* START *

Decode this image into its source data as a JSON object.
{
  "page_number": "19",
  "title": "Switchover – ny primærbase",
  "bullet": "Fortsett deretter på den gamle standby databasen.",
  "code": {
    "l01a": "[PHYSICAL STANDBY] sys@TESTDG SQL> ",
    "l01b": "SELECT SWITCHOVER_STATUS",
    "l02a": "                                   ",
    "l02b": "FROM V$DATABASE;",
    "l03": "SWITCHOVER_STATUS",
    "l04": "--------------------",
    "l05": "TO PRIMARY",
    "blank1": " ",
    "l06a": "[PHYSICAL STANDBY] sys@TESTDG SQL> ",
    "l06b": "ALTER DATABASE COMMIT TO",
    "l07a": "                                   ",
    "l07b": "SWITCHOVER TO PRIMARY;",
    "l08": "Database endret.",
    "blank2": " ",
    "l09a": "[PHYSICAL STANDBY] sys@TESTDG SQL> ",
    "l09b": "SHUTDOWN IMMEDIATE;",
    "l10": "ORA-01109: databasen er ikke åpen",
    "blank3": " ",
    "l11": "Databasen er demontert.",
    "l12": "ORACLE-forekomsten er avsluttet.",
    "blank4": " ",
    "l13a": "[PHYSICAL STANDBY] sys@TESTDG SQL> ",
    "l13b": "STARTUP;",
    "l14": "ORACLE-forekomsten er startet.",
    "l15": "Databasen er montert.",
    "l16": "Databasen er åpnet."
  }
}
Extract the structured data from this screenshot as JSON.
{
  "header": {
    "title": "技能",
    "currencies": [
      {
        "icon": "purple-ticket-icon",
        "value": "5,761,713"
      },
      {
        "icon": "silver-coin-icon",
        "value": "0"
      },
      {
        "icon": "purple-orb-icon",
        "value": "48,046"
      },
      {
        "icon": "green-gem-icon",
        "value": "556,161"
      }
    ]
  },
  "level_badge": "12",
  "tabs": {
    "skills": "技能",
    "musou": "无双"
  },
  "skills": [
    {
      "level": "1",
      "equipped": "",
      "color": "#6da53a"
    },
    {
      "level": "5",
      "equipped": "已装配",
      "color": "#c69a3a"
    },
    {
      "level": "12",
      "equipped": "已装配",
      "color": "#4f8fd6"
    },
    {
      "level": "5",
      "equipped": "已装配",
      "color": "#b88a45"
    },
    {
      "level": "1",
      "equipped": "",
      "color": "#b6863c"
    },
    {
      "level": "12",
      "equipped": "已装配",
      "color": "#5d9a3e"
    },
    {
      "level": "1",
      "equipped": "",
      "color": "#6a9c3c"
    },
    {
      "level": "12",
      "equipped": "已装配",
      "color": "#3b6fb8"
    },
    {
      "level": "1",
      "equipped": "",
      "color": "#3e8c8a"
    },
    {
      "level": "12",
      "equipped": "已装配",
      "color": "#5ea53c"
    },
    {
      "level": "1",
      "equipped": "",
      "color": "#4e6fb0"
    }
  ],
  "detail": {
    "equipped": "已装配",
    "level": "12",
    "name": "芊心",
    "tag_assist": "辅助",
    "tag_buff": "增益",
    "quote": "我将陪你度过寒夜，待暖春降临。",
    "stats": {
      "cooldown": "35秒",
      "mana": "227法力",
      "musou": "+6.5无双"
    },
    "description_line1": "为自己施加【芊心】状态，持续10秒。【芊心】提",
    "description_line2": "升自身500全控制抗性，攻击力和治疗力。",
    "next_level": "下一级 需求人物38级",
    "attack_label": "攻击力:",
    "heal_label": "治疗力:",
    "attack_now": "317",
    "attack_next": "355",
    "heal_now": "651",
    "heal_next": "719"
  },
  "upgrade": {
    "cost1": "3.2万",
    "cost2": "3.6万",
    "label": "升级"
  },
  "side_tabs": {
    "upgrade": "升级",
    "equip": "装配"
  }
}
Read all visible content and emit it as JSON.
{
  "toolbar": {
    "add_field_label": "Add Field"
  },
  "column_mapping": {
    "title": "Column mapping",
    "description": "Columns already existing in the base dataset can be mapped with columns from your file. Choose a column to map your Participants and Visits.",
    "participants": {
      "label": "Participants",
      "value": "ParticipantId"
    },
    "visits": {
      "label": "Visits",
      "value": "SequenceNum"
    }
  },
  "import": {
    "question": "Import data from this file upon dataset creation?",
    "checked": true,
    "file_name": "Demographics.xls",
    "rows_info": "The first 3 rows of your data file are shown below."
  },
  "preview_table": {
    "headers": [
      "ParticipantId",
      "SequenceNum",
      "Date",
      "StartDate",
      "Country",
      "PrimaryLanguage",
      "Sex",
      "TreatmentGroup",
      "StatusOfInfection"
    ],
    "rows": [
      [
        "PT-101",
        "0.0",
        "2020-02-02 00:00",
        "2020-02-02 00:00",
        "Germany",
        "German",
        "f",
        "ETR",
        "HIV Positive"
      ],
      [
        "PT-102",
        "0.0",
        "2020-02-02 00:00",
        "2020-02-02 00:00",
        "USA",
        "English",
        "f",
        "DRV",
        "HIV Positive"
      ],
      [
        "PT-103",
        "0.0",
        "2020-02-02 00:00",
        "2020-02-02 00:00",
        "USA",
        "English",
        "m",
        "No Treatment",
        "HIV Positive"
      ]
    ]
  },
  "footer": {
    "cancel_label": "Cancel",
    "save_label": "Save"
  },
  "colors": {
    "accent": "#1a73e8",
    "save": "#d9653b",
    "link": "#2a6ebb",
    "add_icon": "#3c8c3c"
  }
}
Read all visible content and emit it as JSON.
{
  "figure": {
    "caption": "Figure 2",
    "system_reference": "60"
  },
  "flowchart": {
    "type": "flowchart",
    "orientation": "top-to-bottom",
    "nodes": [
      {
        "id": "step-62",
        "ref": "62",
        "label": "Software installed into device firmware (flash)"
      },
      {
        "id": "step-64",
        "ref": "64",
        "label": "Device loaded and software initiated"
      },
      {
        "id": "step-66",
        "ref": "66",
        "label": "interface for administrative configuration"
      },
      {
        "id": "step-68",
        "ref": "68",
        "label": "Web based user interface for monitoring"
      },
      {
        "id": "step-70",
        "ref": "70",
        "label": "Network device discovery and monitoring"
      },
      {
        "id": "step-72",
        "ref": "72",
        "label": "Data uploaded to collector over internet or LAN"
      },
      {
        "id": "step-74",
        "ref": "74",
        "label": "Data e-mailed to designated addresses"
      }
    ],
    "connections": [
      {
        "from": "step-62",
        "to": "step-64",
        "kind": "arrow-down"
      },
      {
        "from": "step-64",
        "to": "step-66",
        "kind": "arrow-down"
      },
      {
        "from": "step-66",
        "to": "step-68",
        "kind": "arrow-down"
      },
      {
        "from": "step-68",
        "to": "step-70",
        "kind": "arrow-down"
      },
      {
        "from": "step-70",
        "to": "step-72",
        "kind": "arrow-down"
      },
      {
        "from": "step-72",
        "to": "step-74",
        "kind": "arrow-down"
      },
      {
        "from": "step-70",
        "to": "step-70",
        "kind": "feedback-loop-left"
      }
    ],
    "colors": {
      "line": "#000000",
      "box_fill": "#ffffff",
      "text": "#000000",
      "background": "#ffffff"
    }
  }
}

* END *

**EXERCISE:** Each record must be returned exactly as it is written.

**OUTPUT FOR THIS TASK:**
Decode this image into its source data as a JSON object.
{
  "page_number": "19",
  "title": "Switchover – ny primærbase",
  "bullet": "Fortsett deretter på den gamle standby databasen.",
  "code": {
    "l01a": "[PHYSICAL STANDBY] sys@TESTDG SQL> ",
    "l01b": "SELECT SWITCHOVER_STATUS",
    "l02a": "                                   ",
    "l02b": "FROM V$DATABASE;",
    "l03": "SWITCHOVER_STATUS",
    "l04": "--------------------",
    "l05": "TO PRIMARY",
    "blank1": " ",
    "l06a": "[PHYSICAL STANDBY] sys@TESTDG SQL> ",
    "l06b": "ALTER DATABASE COMMIT TO",
    "l07a": "                                   ",
    "l07b": "SWITCHOVER TO PRIMARY;",
    "l08": "Database endret.",
    "blank2": " ",
    "l09a": "[PHYSICAL STANDBY] sys@TESTDG SQL> ",
    "l09b": "SHUTDOWN IMMEDIATE;",
    "l10": "ORA-01109: databasen er ikke åpen",
    "blank3": " ",
    "l11": "Databasen er demontert.",
    "l12": "ORACLE-forekomsten er avsluttet.",
    "blank4": " ",
    "l13a": "[PHYSICAL STANDBY] sys@TESTDG SQL> ",
    "l13b": "STARTUP;",
    "l14": "ORACLE-forekomsten er startet.",
    "l15": "Databasen er montert.",
    "l16": "Databasen er åpnet."
  }
}
Extract the structured data from this screenshot as JSON.
{
  "header": {
    "title": "技能",
    "currencies": [
      {
        "icon": "purple-ticket-icon",
        "value": "5,761,713"
      },
      {
        "icon": "silver-coin-icon",
        "value": "0"
      },
      {
        "icon": "purple-orb-icon",
        "value": "48,046"
      },
      {
        "icon": "green-gem-icon",
        "value": "556,161"
      }
    ]
  },
  "level_badge": "12",
  "tabs": {
    "skills": "技能",
    "musou": "无双"
  },
  "skills": [
    {
      "level": "1",
      "equipped": "",
      "color": "#6da53a"
    },
    {
      "level": "5",
      "equipped": "已装配",
      "color": "#c69a3a"
    },
    {
      "level": "12",
      "equipped": "已装配",
      "color": "#4f8fd6"
    },
    {
      "level": "5",
      "equipped": "已装配",
      "color": "#b88a45"
    },
    {
      "level": "1",
      "equipped": "",
      "color": "#b6863c"
    },
    {
      "level": "12",
      "equipped": "已装配",
      "color": "#5d9a3e"
    },
    {
      "level": "1",
      "equipped": "",
      "color": "#6a9c3c"
    },
    {
      "level": "12",
      "equipped": "已装配",
      "color": "#3b6fb8"
    },
    {
      "level": "1",
      "equipped": "",
      "color": "#3e8c8a"
    },
    {
      "level": "12",
      "equipped": "已装配",
      "color": "#5ea53c"
    },
    {
      "level": "1",
      "equipped": "",
      "color": "#4e6fb0"
    }
  ],
  "detail": {
    "equipped": "已装配",
    "level": "12",
    "name": "芊心",
    "tag_assist": "辅助",
    "tag_buff": "增益",
    "quote": "我将陪你度过寒夜，待暖春降临。",
    "stats": {
      "cooldown": "35秒",
      "mana": "227法力",
      "musou": "+6.5无双"
    },
    "description_line1": "为自己施加【芊心】状态，持续10秒。【芊心】提",
    "description_line2": "升自身500全控制抗性，攻击力和治疗力。",
    "next_level": "下一级 需求人物38级",
    "attack_label": "攻击力:",
    "heal_label": "治疗力:",
    "attack_now": "317",
    "attack_next": "355",
    "heal_now": "651",
    "heal_next": "719"
  },
  "upgrade": {
    "cost1": "3.2万",
    "cost2": "3.6万",
    "label": "升级"
  },
  "side_tabs": {
    "upgrade": "升级",
    "equip": "装配"
  }
}
Read all visible content and emit it as JSON.
{
  "toolbar": {
    "add_field_label": "Add Field"
  },
  "column_mapping": {
    "title": "Column mapping",
    "description": "Columns already existing in the base dataset can be mapped with columns from your file. Choose a column to map your Participants and Visits.",
    "participants": {
      "label": "Participants",
      "value": "ParticipantId"
    },
    "visits": {
      "label": "Visits",
      "value": "SequenceNum"
    }
  },
  "import": {
    "question": "Import data from this file upon dataset creation?",
    "checked": true,
    "file_name": "Demographics.xls",
    "rows_info": "The first 3 rows of your data file are shown below."
  },
  "preview_table": {
    "headers": [
      "ParticipantId",
      "SequenceNum",
      "Date",
      "StartDate",
      "Country",
      "PrimaryLanguage",
      "Sex",
      "TreatmentGroup",
      "StatusOfInfection"
    ],
    "rows": [
      [
        "PT-101",
        "0.0",
        "2020-02-02 00:00",
        "2020-02-02 00:00",
        "Germany",
        "German",
        "f",
        "ETR",
        "HIV Positive"
      ],
      [
        "PT-102",
        "0.0",
        "2020-02-02 00:00",
        "2020-02-02 00:00",
        "USA",
        "English",
        "f",
        "DRV",
        "HIV Positive"
      ],
      [
        "PT-103",
        "0.0",
        "2020-02-02 00:00",
        "2020-02-02 00:00",
        "USA",
        "English",
        "m",
        "No Treatment",
        "HIV Positive"
      ]
    ]
  },
  "footer": {
    "cancel_label": "Cancel",
    "save_label": "Save"
  },
  "colors": {
    "accent": "#1a73e8",
    "save": "#d9653b",
    "link": "#2a6ebb",
    "add_icon": "#3c8c3c"
  }
}
Read all visible content and emit it as JSON.
{
  "figure": {
    "caption": "Figure 2",
    "system_reference": "60"
  },
  "flowchart": {
    "type": "flowchart",
    "orientation": "top-to-bottom",
    "nodes": [
      {
        "id": "step-62",
        "ref": "62",
        "label": "Software installed into device firmware (flash)"
      },
      {
        "id": "step-64",
        "ref": "64",
        "label": "Device loaded and software initiated"
      },
      {
        "id": "step-66",
        "ref": "66",
        "label": "interface for administrative configuration"
      },
      {
        "id": "step-68",
        "ref": "68",
        "label": "Web based user interface for monitoring"
      },
      {
        "id": "step-70",
        "ref": "70",
        "label": "Network device discovery and monitoring"
      },
      {
        "id": "step-72",
        "ref": "72",
        "label": "Data uploaded to collector over internet or LAN"
      },
      {
        "id": "step-74",
        "ref": "74",
        "label": "Data e-mailed to designated addresses"
      }
    ],
    "connections": [
      {
        "from": "step-62",
        "to": "step-64",
        "kind": "arrow-down"
      },
      {
        "from": "step-64",
        "to": "step-66",
        "kind": "arrow-down"
      },
      {
        "from": "step-66",
        "to": "step-68",
        "kind": "arrow-down"
      },
      {
        "from": "step-68",
        "to": "step-70",
        "kind": "arrow-down"
      },
      {
        "from": "step-70",
        "to": "step-72",
        "kind": "arrow-down"
      },
      {
        "from": "step-72",
        "to": "step-74",
        "kind": "arrow-down"
      },
      {
        "from": "step-70",
        "to": "step-70",
        "kind": "feedback-loop-left"
      }
    ],
    "colors": {
      "line": "#000000",
      "box_fill": "#ffffff",
      "text": "#000000",
      "background": "#ffffff"
    }
  }
}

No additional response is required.